◆ **DATA SUPPLIED**:
----
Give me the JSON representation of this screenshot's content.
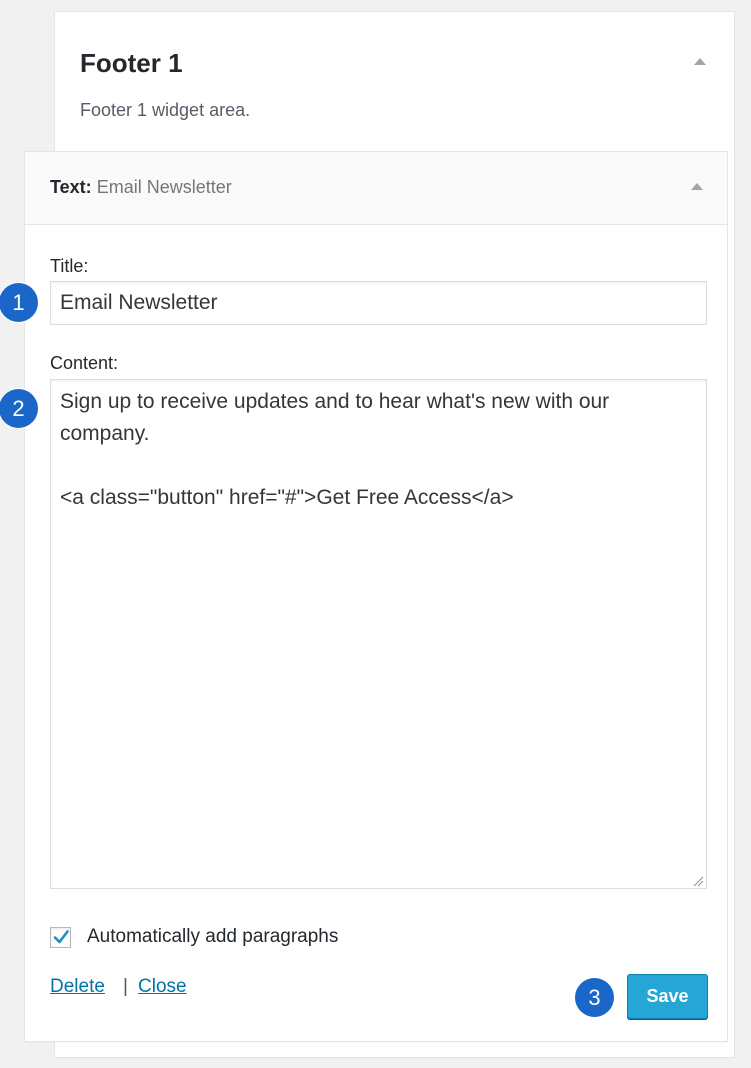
{
  "sidebar": {
    "title": "Footer 1",
    "description": "Footer 1 widget area."
  },
  "widget": {
    "type_label": "Text:",
    "name": "Email Newsletter",
    "title_label": "Title:",
    "title_value": "Email Newsletter",
    "content_label": "Content:",
    "content_value": "Sign up to receive updates and to hear what's new with our company.\n\n<a class=\"button\" href=\"#\">Get Free Access</a>",
    "autop_label": "Automatically add paragraphs",
    "autop_checked": true,
    "delete_label": "Delete",
    "separator": "|",
    "close_label": "Close",
    "save_label": "Save"
  },
  "annotations": [
    "1",
    "2",
    "3"
  ],
  "colors": {
    "accent": "#25a6d7",
    "badge": "#1a66c9",
    "link": "#0073aa"
  }
}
----
Copy every single line of the material above that holds "Email".

◆ **ANSWER TO THE EXERCISE**:
    "name": "Email Newsletter",
    "title_value": "Email Newsletter",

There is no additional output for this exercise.